** Opening Records shown block **

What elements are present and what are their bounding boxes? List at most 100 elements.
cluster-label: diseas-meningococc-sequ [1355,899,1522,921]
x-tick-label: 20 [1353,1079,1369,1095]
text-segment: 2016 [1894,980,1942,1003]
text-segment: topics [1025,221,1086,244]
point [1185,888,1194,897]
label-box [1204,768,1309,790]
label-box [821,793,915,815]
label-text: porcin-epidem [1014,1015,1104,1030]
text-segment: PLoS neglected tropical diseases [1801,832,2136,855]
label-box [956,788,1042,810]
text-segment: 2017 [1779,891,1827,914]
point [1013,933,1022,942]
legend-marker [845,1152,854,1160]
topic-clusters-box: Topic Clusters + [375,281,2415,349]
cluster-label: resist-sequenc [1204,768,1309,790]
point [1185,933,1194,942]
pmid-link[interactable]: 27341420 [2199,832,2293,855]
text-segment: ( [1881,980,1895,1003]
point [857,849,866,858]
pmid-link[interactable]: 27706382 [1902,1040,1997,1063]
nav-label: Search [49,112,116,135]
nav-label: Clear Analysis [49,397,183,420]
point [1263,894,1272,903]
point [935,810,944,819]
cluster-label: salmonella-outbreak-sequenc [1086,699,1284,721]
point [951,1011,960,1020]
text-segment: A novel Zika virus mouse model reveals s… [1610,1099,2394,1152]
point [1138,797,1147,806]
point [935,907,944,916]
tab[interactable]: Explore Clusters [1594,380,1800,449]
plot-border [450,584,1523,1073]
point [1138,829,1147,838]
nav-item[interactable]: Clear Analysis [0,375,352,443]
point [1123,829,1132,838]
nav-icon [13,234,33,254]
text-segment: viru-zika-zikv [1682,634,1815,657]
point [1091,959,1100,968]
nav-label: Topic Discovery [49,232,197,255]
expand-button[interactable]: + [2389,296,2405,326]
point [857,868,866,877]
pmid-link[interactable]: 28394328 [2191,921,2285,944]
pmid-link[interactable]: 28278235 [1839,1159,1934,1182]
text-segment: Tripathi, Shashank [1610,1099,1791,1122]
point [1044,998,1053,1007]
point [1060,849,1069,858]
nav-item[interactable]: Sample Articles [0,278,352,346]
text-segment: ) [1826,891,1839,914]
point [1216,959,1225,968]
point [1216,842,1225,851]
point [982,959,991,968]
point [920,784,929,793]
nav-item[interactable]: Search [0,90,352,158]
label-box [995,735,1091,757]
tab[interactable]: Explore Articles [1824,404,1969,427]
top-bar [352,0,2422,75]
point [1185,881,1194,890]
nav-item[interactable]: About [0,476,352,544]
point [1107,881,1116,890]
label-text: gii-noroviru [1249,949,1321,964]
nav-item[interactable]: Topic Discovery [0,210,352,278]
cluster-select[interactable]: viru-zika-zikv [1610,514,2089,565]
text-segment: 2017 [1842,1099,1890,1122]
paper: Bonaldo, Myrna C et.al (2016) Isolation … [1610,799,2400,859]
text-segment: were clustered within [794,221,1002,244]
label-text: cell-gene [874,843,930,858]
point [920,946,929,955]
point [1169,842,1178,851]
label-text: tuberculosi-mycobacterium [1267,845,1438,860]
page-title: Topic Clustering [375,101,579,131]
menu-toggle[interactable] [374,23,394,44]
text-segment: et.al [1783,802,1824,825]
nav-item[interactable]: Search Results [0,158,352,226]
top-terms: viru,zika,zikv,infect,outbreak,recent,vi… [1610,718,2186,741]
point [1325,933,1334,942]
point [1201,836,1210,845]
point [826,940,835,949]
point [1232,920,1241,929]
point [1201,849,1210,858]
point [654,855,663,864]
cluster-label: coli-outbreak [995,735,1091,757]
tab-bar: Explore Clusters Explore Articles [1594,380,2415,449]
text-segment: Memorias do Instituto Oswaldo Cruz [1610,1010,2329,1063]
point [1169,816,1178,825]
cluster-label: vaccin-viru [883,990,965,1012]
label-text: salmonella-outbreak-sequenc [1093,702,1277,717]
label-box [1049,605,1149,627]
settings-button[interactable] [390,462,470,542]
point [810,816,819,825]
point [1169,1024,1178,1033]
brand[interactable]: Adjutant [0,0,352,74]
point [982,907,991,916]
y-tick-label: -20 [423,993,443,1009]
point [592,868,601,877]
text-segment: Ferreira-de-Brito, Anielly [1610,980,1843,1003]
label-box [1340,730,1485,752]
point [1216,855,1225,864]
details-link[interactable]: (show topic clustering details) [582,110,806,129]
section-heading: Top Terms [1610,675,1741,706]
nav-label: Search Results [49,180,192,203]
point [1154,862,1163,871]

** Closing Records shown block **

Try it: Take the entries above and repeat them. Alter nothing.

Solution to this problem:
What elements are present and what are their bounding boxes? List at most 100 elements.
cluster-label: diseas-meningococc-sequ [1355,899,1522,921]
x-tick-label: 20 [1353,1079,1369,1095]
text-segment: 2016 [1894,980,1942,1003]
text-segment: topics [1025,221,1086,244]
point [1185,888,1194,897]
label-box [1204,768,1309,790]
label-box [821,793,915,815]
label-text: porcin-epidem [1014,1015,1104,1030]
text-segment: PLoS neglected tropical diseases [1801,832,2136,855]
label-box [956,788,1042,810]
text-segment: 2017 [1779,891,1827,914]
point [1013,933,1022,942]
legend-marker [845,1152,854,1160]
topic-clusters-box: Topic Clusters + [375,281,2415,349]
cluster-label: resist-sequenc [1204,768,1309,790]
point [1185,933,1194,942]
pmid-link[interactable]: 27341420 [2199,832,2293,855]
text-segment: ( [1881,980,1895,1003]
point [857,849,866,858]
pmid-link[interactable]: 27706382 [1902,1040,1997,1063]
nav-label: Search [49,112,116,135]
nav-label: Clear Analysis [49,397,183,420]
point [1263,894,1272,903]
point [935,810,944,819]
cluster-label: salmonella-outbreak-sequenc [1086,699,1284,721]
point [951,1011,960,1020]
text-segment: A novel Zika virus mouse model reveals s… [1610,1099,2394,1152]
point [1138,797,1147,806]
point [935,907,944,916]
tab[interactable]: Explore Clusters [1594,380,1800,449]
plot-border [450,584,1523,1073]
point [1138,829,1147,838]
nav-item[interactable]: Clear Analysis [0,375,352,443]
point [1123,829,1132,838]
nav-icon [13,234,33,254]
text-segment: viru-zika-zikv [1682,634,1815,657]
point [1091,959,1100,968]
nav-label: Topic Discovery [49,232,197,255]
expand-button[interactable]: + [2389,296,2405,326]
point [857,868,866,877]
pmid-link[interactable]: 28394328 [2191,921,2285,944]
pmid-link[interactable]: 28278235 [1839,1159,1934,1182]
text-segment: Tripathi, Shashank [1610,1099,1791,1122]
point [1044,998,1053,1007]
point [1060,849,1069,858]
nav-item[interactable]: Sample Articles [0,278,352,346]
text-segment: ) [1826,891,1839,914]
point [1216,959,1225,968]
point [1216,842,1225,851]
point [982,959,991,968]
point [920,784,929,793]
nav-item[interactable]: Search [0,90,352,158]
label-box [995,735,1091,757]
tab[interactable]: Explore Articles [1824,404,1969,427]
top-bar [352,0,2422,75]
point [1185,881,1194,890]
nav-item[interactable]: About [0,476,352,544]
point [1107,881,1116,890]
label-text: gii-noroviru [1249,949,1321,964]
nav-item[interactable]: Topic Discovery [0,210,352,278]
cluster-select[interactable]: viru-zika-zikv [1610,514,2089,565]
text-segment: 2017 [1842,1099,1890,1122]
paper: Bonaldo, Myrna C et.al (2016) Isolation … [1610,799,2400,859]
text-segment: were clustered within [794,221,1002,244]
label-text: cell-gene [874,843,930,858]
point [920,946,929,955]
point [1169,842,1178,851]
label-text: tuberculosi-mycobacterium [1267,845,1438,860]
page-title: Topic Clustering [375,101,579,131]
menu-toggle[interactable] [374,23,394,44]
text-segment: et.al [1783,802,1824,825]
nav-item[interactable]: Search Results [0,158,352,226]
top-terms: viru,zika,zikv,infect,outbreak,recent,vi… [1610,718,2186,741]
point [1325,933,1334,942]
point [1201,836,1210,845]
point [826,940,835,949]
point [1232,920,1241,929]
point [1201,849,1210,858]
point [654,855,663,864]
cluster-label: coli-outbreak [995,735,1091,757]
tab-bar: Explore Clusters Explore Articles [1594,380,2415,449]
text-segment: Memorias do Instituto Oswaldo Cruz [1610,1010,2329,1063]
point [1169,816,1178,825]
cluster-label: vaccin-viru [883,990,965,1012]
label-text: salmonella-outbreak-sequenc [1093,702,1277,717]
label-box [1049,605,1149,627]
settings-button[interactable] [390,462,470,542]
point [810,816,819,825]
point [1169,1024,1178,1033]
brand[interactable]: Adjutant [0,0,352,74]
point [982,907,991,916]
y-tick-label: -20 [423,993,443,1009]
point [592,868,601,877]
text-segment: Ferreira-de-Brito, Anielly [1610,980,1843,1003]
label-box [1340,730,1485,752]
point [1216,855,1225,864]
details-link[interactable]: (show topic clustering details) [582,110,806,129]
section-heading: Top Terms [1610,675,1741,706]
nav-label: Search Results [49,180,192,203]
point [1154,862,1163,871]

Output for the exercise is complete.